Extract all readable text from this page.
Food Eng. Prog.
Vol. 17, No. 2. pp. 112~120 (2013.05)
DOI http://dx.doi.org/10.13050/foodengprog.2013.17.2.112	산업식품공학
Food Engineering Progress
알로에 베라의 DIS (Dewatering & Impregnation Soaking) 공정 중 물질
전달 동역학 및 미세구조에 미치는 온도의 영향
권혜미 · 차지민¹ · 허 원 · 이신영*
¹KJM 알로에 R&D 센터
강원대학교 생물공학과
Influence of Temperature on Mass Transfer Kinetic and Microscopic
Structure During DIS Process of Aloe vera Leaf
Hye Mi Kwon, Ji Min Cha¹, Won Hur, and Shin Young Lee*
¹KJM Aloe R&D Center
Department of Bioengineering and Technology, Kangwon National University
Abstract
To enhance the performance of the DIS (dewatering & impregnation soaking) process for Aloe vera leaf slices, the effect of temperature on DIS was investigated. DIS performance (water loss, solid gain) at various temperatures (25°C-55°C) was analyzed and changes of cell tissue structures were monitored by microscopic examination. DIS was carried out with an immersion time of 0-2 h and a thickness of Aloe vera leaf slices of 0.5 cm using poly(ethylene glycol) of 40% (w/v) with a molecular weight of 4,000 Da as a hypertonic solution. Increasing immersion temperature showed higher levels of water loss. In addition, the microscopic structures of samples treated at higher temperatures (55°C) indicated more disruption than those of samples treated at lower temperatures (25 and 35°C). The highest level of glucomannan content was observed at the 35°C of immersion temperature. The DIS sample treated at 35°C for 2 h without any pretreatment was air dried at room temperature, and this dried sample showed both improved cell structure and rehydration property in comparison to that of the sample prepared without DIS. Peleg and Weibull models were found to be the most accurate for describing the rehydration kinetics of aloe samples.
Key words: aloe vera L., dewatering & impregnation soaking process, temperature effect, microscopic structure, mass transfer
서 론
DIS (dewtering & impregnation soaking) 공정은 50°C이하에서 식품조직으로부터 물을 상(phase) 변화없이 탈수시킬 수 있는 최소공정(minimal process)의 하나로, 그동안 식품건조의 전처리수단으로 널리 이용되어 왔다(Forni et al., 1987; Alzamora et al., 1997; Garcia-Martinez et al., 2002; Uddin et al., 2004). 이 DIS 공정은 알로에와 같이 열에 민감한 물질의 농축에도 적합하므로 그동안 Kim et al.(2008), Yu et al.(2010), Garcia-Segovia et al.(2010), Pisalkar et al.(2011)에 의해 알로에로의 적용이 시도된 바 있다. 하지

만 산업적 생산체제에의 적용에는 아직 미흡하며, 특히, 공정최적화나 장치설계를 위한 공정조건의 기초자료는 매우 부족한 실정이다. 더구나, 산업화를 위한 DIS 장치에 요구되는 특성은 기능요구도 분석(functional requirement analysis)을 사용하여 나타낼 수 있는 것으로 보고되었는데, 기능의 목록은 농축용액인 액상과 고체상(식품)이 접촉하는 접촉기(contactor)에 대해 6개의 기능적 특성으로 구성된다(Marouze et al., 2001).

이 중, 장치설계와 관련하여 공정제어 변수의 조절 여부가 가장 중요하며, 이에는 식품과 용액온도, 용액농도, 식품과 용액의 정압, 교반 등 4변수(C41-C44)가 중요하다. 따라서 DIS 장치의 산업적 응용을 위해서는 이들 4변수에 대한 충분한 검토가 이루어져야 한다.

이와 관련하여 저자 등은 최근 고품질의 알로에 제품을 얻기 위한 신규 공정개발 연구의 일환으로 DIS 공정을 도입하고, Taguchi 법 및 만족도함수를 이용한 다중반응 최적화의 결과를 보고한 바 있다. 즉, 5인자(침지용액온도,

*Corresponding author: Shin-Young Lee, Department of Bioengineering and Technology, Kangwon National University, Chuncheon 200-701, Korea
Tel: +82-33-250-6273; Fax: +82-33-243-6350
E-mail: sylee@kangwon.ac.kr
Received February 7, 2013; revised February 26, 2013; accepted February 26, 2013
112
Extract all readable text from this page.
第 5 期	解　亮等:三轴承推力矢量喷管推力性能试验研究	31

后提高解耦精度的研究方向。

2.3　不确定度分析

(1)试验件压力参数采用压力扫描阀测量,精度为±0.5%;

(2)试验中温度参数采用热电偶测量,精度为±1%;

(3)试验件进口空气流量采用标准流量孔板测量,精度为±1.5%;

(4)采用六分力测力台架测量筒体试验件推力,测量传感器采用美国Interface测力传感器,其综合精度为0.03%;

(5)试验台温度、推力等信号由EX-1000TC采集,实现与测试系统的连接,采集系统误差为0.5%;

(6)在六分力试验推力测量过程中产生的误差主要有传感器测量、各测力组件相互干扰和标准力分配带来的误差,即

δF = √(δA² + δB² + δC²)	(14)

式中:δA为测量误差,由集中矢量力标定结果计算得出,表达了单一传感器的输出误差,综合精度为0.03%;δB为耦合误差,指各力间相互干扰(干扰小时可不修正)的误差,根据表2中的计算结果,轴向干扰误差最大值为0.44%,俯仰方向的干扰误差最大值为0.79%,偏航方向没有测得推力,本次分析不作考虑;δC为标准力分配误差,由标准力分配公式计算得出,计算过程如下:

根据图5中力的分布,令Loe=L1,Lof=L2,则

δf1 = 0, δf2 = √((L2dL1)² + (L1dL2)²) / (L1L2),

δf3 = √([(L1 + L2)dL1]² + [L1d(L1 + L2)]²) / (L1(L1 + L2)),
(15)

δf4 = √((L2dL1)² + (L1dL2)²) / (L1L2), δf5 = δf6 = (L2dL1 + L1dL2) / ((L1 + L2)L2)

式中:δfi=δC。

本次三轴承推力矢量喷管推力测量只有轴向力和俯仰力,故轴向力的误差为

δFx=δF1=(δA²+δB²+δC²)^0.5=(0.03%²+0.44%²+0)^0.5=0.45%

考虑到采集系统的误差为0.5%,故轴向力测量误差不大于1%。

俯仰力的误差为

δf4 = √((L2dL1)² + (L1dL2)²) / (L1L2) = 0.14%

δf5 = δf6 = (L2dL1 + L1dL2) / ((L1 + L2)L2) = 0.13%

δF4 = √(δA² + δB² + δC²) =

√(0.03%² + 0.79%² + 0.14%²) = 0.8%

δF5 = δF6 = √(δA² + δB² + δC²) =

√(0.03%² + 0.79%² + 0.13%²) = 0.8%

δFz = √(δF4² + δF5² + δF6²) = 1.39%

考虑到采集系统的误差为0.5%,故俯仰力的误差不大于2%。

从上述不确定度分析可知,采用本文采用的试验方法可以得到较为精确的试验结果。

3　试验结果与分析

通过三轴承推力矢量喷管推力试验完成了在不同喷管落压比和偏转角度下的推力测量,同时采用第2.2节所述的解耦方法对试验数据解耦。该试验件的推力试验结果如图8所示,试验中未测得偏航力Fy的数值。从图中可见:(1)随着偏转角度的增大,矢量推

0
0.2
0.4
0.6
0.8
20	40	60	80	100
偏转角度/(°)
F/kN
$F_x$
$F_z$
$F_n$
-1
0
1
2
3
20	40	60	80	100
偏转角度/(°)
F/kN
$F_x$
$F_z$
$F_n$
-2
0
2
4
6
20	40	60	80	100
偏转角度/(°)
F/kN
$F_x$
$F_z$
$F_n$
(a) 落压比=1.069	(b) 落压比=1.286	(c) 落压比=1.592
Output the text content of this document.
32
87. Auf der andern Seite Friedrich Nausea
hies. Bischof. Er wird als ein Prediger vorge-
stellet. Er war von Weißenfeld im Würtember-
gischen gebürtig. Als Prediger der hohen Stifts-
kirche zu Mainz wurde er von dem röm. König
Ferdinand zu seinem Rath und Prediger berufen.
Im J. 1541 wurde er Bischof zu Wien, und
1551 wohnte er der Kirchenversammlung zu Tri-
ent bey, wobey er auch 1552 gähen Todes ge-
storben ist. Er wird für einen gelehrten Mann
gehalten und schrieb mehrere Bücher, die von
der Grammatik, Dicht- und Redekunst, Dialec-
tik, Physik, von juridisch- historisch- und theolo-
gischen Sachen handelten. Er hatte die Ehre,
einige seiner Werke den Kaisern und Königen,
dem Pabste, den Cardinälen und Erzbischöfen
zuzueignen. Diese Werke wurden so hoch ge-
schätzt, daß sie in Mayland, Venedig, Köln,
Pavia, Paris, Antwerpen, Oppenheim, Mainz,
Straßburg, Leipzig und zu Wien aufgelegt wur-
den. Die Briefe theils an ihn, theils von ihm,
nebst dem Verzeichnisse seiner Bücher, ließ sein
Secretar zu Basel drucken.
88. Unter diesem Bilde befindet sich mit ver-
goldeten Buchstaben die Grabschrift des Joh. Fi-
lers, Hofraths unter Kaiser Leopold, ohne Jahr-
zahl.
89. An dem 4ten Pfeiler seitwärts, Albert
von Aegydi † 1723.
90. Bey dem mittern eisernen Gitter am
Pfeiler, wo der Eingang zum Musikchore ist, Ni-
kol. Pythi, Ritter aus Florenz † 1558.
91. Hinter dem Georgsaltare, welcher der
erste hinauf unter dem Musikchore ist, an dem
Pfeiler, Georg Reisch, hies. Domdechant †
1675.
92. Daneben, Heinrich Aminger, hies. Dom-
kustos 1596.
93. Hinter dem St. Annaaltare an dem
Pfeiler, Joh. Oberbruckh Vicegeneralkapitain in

******

• **WHAT YOU NEED TO DO**
Copy the lines from the entries above in which the word "Hinter" appears.

• **COMPLETE OUTPUT**
91. Hinter dem Georgsaltare, welcher der
93. Hinter dem St. Annaaltare an dem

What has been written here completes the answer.